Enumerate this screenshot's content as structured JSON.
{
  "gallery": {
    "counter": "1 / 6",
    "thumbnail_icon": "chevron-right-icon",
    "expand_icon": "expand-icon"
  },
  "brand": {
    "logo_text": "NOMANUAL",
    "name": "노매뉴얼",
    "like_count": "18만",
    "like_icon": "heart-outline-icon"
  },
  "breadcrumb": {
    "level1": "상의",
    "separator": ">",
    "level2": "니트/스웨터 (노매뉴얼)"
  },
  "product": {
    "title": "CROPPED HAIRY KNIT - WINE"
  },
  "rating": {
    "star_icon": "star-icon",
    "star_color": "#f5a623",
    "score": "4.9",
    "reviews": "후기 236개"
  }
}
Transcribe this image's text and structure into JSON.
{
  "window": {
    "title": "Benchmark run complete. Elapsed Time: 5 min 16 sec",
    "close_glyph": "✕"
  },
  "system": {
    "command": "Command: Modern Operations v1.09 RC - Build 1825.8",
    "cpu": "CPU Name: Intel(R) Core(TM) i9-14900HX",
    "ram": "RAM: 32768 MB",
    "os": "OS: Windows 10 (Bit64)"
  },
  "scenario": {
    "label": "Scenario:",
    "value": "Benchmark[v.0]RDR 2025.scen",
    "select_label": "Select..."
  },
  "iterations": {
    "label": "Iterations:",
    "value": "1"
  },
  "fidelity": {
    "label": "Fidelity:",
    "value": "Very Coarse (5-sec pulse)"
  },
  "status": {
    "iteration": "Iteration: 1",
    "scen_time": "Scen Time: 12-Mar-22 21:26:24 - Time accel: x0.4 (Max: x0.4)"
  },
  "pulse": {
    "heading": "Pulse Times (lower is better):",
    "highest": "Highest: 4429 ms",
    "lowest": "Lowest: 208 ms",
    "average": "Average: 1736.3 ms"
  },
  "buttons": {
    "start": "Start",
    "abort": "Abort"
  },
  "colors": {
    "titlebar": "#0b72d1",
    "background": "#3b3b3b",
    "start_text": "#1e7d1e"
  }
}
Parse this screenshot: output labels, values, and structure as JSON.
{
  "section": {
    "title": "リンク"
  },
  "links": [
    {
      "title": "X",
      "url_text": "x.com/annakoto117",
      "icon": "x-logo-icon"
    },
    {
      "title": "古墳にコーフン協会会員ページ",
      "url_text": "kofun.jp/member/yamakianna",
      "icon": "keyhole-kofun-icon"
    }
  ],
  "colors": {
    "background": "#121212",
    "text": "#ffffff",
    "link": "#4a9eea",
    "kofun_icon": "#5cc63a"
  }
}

What the exercise asks: Quote each line above in full, word for word.

Finished answer:
Enumerate this screenshot's content as structured JSON.
{
  "gallery": {
    "counter": "1 / 6",
    "thumbnail_icon": "chevron-right-icon",
    "expand_icon": "expand-icon"
  },
  "brand": {
    "logo_text": "NOMANUAL",
    "name": "노매뉴얼",
    "like_count": "18만",
    "like_icon": "heart-outline-icon"
  },
  "breadcrumb": {
    "level1": "상의",
    "separator": ">",
    "level2": "니트/스웨터 (노매뉴얼)"
  },
  "product": {
    "title": "CROPPED HAIRY KNIT - WINE"
  },
  "rating": {
    "star_icon": "star-icon",
    "star_color": "#f5a623",
    "score": "4.9",
    "reviews": "후기 236개"
  }
}
Transcribe this image's text and structure into JSON.
{
  "window": {
    "title": "Benchmark run complete. Elapsed Time: 5 min 16 sec",
    "close_glyph": "✕"
  },
  "system": {
    "command": "Command: Modern Operations v1.09 RC - Build 1825.8",
    "cpu": "CPU Name: Intel(R) Core(TM) i9-14900HX",
    "ram": "RAM: 32768 MB",
    "os": "OS: Windows 10 (Bit64)"
  },
  "scenario": {
    "label": "Scenario:",
    "value": "Benchmark[v.0]RDR 2025.scen",
    "select_label": "Select..."
  },
  "iterations": {
    "label": "Iterations:",
    "value": "1"
  },
  "fidelity": {
    "label": "Fidelity:",
    "value": "Very Coarse (5-sec pulse)"
  },
  "status": {
    "iteration": "Iteration: 1",
    "scen_time": "Scen Time: 12-Mar-22 21:26:24 - Time accel: x0.4 (Max: x0.4)"
  },
  "pulse": {
    "heading": "Pulse Times (lower is better):",
    "highest": "Highest: 4429 ms",
    "lowest": "Lowest: 208 ms",
    "average": "Average: 1736.3 ms"
  },
  "buttons": {
    "start": "Start",
    "abort": "Abort"
  },
  "colors": {
    "titlebar": "#0b72d1",
    "background": "#3b3b3b",
    "start_text": "#1e7d1e"
  }
}
Parse this screenshot: output labels, values, and structure as JSON.
{
  "section": {
    "title": "リンク"
  },
  "links": [
    {
      "title": "X",
      "url_text": "x.com/annakoto117",
      "icon": "x-logo-icon"
    },
    {
      "title": "古墳にコーフン協会会員ページ",
      "url_text": "kofun.jp/member/yamakianna",
      "icon": "keyhole-kofun-icon"
    }
  ],
  "colors": {
    "background": "#121212",
    "text": "#ffffff",
    "link": "#4a9eea",
    "kofun_icon": "#5cc63a"
  }
}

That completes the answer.